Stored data

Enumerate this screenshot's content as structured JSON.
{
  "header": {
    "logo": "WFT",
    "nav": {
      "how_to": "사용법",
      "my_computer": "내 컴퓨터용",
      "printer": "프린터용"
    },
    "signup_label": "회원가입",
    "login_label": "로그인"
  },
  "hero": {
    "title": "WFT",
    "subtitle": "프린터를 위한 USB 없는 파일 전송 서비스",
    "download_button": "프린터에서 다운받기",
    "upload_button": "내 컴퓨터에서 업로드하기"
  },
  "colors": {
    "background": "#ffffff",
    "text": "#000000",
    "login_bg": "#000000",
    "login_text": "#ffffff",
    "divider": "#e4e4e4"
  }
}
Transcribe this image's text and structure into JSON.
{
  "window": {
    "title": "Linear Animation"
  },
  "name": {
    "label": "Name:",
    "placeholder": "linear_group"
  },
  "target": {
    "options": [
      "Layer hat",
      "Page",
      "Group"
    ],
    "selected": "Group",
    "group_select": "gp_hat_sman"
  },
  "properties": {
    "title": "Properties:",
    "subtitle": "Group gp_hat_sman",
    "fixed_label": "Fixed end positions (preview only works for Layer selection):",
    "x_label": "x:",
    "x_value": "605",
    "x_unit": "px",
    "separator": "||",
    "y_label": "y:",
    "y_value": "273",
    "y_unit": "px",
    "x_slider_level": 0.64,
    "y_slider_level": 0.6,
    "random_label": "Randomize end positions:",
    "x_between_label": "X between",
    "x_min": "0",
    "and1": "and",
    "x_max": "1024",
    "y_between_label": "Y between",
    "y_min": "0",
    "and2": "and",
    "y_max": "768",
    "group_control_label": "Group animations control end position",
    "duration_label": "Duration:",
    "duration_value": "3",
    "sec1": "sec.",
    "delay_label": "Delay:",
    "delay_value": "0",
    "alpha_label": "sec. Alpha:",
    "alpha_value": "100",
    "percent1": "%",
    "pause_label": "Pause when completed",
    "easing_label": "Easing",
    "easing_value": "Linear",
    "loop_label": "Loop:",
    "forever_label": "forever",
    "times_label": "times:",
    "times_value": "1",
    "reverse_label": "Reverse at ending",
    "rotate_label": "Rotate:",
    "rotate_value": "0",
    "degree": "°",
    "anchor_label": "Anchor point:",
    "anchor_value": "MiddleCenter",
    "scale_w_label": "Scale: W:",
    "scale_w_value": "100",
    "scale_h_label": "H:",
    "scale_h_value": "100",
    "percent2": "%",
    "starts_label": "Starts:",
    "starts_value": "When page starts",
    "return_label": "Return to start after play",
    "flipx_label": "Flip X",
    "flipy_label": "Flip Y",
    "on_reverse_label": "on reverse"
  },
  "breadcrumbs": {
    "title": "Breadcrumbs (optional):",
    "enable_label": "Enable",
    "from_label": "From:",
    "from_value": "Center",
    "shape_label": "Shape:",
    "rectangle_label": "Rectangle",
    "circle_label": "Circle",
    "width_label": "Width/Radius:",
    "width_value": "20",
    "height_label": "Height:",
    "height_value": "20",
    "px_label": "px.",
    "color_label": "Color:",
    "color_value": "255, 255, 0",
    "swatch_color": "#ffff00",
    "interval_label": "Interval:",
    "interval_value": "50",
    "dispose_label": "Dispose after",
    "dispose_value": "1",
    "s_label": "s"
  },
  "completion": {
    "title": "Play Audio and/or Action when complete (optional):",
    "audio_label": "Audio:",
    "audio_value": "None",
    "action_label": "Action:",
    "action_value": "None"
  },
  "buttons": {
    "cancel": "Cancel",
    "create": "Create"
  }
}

To be done
Retype the data in full and match it exactly.

Exercise solution
Enumerate this screenshot's content as structured JSON.
{
  "header": {
    "logo": "WFT",
    "nav": {
      "how_to": "사용법",
      "my_computer": "내 컴퓨터용",
      "printer": "프린터용"
    },
    "signup_label": "회원가입",
    "login_label": "로그인"
  },
  "hero": {
    "title": "WFT",
    "subtitle": "프린터를 위한 USB 없는 파일 전송 서비스",
    "download_button": "프린터에서 다운받기",
    "upload_button": "내 컴퓨터에서 업로드하기"
  },
  "colors": {
    "background": "#ffffff",
    "text": "#000000",
    "login_bg": "#000000",
    "login_text": "#ffffff",
    "divider": "#e4e4e4"
  }
}
Transcribe this image's text and structure into JSON.
{
  "window": {
    "title": "Linear Animation"
  },
  "name": {
    "label": "Name:",
    "placeholder": "linear_group"
  },
  "target": {
    "options": [
      "Layer hat",
      "Page",
      "Group"
    ],
    "selected": "Group",
    "group_select": "gp_hat_sman"
  },
  "properties": {
    "title": "Properties:",
    "subtitle": "Group gp_hat_sman",
    "fixed_label": "Fixed end positions (preview only works for Layer selection):",
    "x_label": "x:",
    "x_value": "605",
    "x_unit": "px",
    "separator": "||",
    "y_label": "y:",
    "y_value": "273",
    "y_unit": "px",
    "x_slider_level": 0.64,
    "y_slider_level": 0.6,
    "random_label": "Randomize end positions:",
    "x_between_label": "X between",
    "x_min": "0",
    "and1": "and",
    "x_max": "1024",
    "y_between_label": "Y between",
    "y_min": "0",
    "and2": "and",
    "y_max": "768",
    "group_control_label": "Group animations control end position",
    "duration_label": "Duration:",
    "duration_value": "3",
    "sec1": "sec.",
    "delay_label": "Delay:",
    "delay_value": "0",
    "alpha_label": "sec. Alpha:",
    "alpha_value": "100",
    "percent1": "%",
    "pause_label": "Pause when completed",
    "easing_label": "Easing",
    "easing_value": "Linear",
    "loop_label": "Loop:",
    "forever_label": "forever",
    "times_label": "times:",
    "times_value": "1",
    "reverse_label": "Reverse at ending",
    "rotate_label": "Rotate:",
    "rotate_value": "0",
    "degree": "°",
    "anchor_label": "Anchor point:",
    "anchor_value": "MiddleCenter",
    "scale_w_label": "Scale: W:",
    "scale_w_value": "100",
    "scale_h_label": "H:",
    "scale_h_value": "100",
    "percent2": "%",
    "starts_label": "Starts:",
    "starts_value": "When page starts",
    "return_label": "Return to start after play",
    "flipx_label": "Flip X",
    "flipy_label": "Flip Y",
    "on_reverse_label": "on reverse"
  },
  "breadcrumbs": {
    "title": "Breadcrumbs (optional):",
    "enable_label": "Enable",
    "from_label": "From:",
    "from_value": "Center",
    "shape_label": "Shape:",
    "rectangle_label": "Rectangle",
    "circle_label": "Circle",
    "width_label": "Width/Radius:",
    "width_value": "20",
    "height_label": "Height:",
    "height_value": "20",
    "px_label": "px.",
    "color_label": "Color:",
    "color_value": "255, 255, 0",
    "swatch_color": "#ffff00",
    "interval_label": "Interval:",
    "interval_value": "50",
    "dispose_label": "Dispose after",
    "dispose_value": "1",
    "s_label": "s"
  },
  "completion": {
    "title": "Play Audio and/or Action when complete (optional):",
    "audio_label": "Audio:",
    "audio_value": "None",
    "action_label": "Action:",
    "action_value": "None"
  },
  "buttons": {
    "cancel": "Cancel",
    "create": "Create"
  }
}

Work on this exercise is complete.